(TASK TO COMPLETE): Copy the records that follow exactly as written, but not their pictures.

Collection entries:
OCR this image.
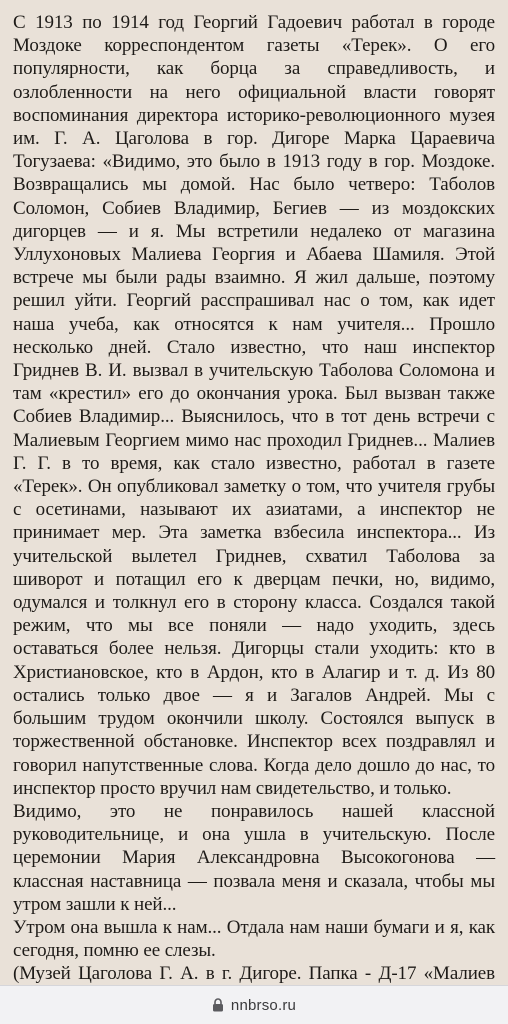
С 1913 по 1914 год Георгий Гадоевич работал в городе Моздоке корреспондентом газеты «Терек». О его популярности, как борца за справедливость, и озлобленности на него официальной власти говорят воспоминания директора историко-революционного музея им. Г. А. Цаголова в гор. Дигоре Марка Цараевича Тогузаева: «Видимо, это было в 1913 году в гор. Моздоке. Возвращались мы домой. Нас было четверо: Таболов Соломон, Собиев Владимир, Бегиев — из моздокских дигорцев — и я. Мы встретили недалеко от магазина Уллухоновых Малиева Георгия и Абаева Шамиля. Этой встрече мы были рады взаимно. Я жил дальше, поэтому решил уйти. Георгий расспрашивал нас о том, как идет наша учеба, как относятся к нам учителя... Прошло несколько дней. Стало известно, что наш инспектор Гриднев В. И. вызвал в учительскую Таболова Соломона и там «крестил» его до окончания урока. Был вызван также Собиев Владимир... Выяснилось, что в тот день встречи с Малиевым Георгием мимо нас проходил Гриднев... Малиев Г. Г. в то время, как стало известно, работал в газете «Терек». Он опубликовал заметку о том, что учителя грубы с осетинами, называют их азиатами, а инспектор не принимает мер. Эта заметка взбесила инспектора... Из учительской вылетел Гриднев, схватил Таболова за шиворот и потащил его к дверцам печки, но, видимо, одумался и толкнул его в сторону класса. Создался такой режим, что мы все поняли — надо уходить, здесь оставаться более нельзя. Дигорцы стали уходить: кто в Христиановское, кто в Ардон, кто в Алагир и т. д. Из 80 остались только двое — я и Загалов Андрей. Мы с большим трудом окончили школу. Состоялся выпуск в торжественной обстановке. Инспектор всех поздравлял и говорил напутственные слова. Когда дело дошло до нас, то инспектор просто вручил нам свидетельство, и только.

Видимо, это не понравилось нашей классной руководительнице, и она ушла в учительскую. После церемонии Мария Александровна Высокогонова — классная наставница — позвала меня и сказала, чтобы мы утром зашли к ней...

Утром она вышла к нам... Отдала нам наши бумаги и я, как сегодня, помню ее слезы.

(Музей Цаголова Г. А. в г. Дигоре. Папка - Д-17 «Малиев

nnbrso.ru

(RESPONSE TO THE TASK):
OCR this image.
С 1913 по 1914 год Георгий Гадоевич работал в городе Моздоке корреспондентом газеты «Терек». О его популярности, как борца за справедливость, и озлобленности на него официальной власти говорят воспоминания директора историко-революционного музея им. Г. А. Цаголова в гор. Дигоре Марка Цараевича Тогузаева: «Видимо, это было в 1913 году в гор. Моздоке. Возвращались мы домой. Нас было четверо: Таболов Соломон, Собиев Владимир, Бегиев — из моздокских дигорцев — и я. Мы встретили недалеко от магазина Уллухоновых Малиева Георгия и Абаева Шамиля. Этой встрече мы были рады взаимно. Я жил дальше, поэтому решил уйти. Георгий расспрашивал нас о том, как идет наша учеба, как относятся к нам учителя... Прошло несколько дней. Стало известно, что наш инспектор Гриднев В. И. вызвал в учительскую Таболова Соломона и там «крестил» его до окончания урока. Был вызван также Собиев Владимир... Выяснилось, что в тот день встречи с Малиевым Георгием мимо нас проходил Гриднев... Малиев Г. Г. в то время, как стало известно, работал в газете «Терек». Он опубликовал заметку о том, что учителя грубы с осетинами, называют их азиатами, а инспектор не принимает мер. Эта заметка взбесила инспектора... Из учительской вылетел Гриднев, схватил Таболова за шиворот и потащил его к дверцам печки, но, видимо, одумался и толкнул его в сторону класса. Создался такой режим, что мы все поняли — надо уходить, здесь оставаться более нельзя. Дигорцы стали уходить: кто в Христиановское, кто в Ардон, кто в Алагир и т. д. Из 80 остались только двое — я и Загалов Андрей. Мы с большим трудом окончили школу. Состоялся выпуск в торжественной обстановке. Инспектор всех поздравлял и говорил напутственные слова. Когда дело дошло до нас, то инспектор просто вручил нам свидетельство, и только.

Видимо, это не понравилось нашей классной руководительнице, и она ушла в учительскую. После церемонии Мария Александровна Высокогонова — классная наставница — позвала меня и сказала, чтобы мы утром зашли к ней...

Утром она вышла к нам... Отдала нам наши бумаги и я, как сегодня, помню ее слезы.

(Музей Цаголова Г. А. в г. Дигоре. Папка - Д-17 «Малиев

nnbrso.ru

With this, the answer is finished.